Problem description:
Spot each line in the records below where the word "this" occurs, then copy it.

Material supplied:

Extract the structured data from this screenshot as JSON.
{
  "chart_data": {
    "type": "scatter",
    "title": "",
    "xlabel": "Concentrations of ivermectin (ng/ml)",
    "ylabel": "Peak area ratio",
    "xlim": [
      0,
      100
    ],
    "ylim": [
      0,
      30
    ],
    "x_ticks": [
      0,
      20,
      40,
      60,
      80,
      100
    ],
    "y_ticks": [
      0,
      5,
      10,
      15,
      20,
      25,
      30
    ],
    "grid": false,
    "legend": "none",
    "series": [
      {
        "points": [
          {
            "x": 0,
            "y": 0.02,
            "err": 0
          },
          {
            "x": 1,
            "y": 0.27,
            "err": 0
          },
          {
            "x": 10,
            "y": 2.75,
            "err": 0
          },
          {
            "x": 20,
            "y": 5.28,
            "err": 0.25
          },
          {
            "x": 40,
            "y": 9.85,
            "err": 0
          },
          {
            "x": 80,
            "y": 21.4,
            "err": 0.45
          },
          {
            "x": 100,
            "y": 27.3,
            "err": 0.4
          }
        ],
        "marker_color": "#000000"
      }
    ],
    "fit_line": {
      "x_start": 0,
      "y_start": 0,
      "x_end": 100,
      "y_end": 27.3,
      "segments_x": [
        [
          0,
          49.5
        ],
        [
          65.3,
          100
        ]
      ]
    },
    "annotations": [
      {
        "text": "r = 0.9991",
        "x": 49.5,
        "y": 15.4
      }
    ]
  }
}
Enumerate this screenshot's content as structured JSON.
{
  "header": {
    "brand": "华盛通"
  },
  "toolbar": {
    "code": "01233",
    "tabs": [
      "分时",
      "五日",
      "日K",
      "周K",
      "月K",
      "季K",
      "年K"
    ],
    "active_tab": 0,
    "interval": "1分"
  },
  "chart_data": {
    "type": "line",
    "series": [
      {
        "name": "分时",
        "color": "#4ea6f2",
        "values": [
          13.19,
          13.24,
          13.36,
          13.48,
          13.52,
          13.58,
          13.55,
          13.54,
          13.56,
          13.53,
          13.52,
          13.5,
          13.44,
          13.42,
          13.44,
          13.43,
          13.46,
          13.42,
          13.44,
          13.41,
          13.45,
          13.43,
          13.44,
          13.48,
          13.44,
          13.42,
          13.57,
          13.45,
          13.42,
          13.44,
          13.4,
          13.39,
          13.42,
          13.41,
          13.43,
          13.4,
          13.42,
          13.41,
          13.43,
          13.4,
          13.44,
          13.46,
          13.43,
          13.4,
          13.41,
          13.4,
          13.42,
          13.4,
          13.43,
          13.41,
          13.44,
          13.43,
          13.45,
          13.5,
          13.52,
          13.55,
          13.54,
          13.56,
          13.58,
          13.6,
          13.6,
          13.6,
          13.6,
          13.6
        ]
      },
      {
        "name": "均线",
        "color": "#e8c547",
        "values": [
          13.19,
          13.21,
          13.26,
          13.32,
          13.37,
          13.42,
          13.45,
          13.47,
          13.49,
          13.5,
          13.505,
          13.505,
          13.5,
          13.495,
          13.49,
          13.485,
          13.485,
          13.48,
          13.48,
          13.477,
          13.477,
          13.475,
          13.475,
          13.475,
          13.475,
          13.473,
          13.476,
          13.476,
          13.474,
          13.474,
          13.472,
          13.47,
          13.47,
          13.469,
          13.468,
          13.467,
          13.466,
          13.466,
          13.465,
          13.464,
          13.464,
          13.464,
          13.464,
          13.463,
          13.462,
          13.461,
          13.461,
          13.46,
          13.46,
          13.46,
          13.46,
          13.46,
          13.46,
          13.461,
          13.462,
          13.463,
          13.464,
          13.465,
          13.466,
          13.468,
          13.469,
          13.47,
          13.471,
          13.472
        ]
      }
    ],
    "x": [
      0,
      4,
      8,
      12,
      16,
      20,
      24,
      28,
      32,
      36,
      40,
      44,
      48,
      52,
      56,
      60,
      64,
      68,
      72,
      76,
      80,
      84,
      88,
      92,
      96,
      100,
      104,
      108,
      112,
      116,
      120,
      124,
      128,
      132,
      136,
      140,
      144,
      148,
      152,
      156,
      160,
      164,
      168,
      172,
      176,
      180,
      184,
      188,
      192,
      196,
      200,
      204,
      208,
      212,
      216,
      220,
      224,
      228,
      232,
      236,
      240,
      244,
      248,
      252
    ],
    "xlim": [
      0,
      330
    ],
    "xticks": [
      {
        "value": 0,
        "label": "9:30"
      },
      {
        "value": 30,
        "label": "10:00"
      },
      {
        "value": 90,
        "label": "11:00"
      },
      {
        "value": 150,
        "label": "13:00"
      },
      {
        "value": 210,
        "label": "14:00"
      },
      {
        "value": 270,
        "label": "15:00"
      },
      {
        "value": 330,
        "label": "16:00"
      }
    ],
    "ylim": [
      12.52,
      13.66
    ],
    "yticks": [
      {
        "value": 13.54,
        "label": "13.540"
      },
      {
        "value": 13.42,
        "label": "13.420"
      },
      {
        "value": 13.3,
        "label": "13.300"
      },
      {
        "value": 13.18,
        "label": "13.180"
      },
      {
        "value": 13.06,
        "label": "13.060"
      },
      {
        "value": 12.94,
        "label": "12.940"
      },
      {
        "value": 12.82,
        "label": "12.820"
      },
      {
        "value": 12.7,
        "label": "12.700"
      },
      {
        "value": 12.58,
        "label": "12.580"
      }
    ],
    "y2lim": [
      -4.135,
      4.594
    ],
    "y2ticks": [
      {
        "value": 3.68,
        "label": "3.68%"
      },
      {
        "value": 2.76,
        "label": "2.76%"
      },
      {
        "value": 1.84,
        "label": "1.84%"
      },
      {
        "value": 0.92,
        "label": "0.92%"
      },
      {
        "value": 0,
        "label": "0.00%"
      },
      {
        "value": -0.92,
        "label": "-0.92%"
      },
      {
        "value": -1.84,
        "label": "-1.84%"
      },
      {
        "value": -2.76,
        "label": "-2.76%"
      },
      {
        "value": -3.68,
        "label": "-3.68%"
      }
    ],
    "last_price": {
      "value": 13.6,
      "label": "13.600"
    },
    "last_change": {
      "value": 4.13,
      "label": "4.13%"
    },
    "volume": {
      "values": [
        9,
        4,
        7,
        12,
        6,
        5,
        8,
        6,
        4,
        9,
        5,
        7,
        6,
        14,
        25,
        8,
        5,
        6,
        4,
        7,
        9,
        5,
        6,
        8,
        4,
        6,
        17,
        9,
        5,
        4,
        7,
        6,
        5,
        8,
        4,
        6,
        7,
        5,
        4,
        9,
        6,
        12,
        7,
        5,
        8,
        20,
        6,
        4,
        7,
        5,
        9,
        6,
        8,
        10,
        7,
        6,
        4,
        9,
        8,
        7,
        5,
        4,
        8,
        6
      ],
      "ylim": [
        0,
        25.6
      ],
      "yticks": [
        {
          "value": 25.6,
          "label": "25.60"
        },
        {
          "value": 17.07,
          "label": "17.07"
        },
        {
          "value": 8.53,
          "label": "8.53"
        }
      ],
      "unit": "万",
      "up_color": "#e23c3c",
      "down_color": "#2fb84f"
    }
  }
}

Finished task:
Extract the structured data from this screenshot as JSON.
Enumerate this screenshot's content as structured JSON.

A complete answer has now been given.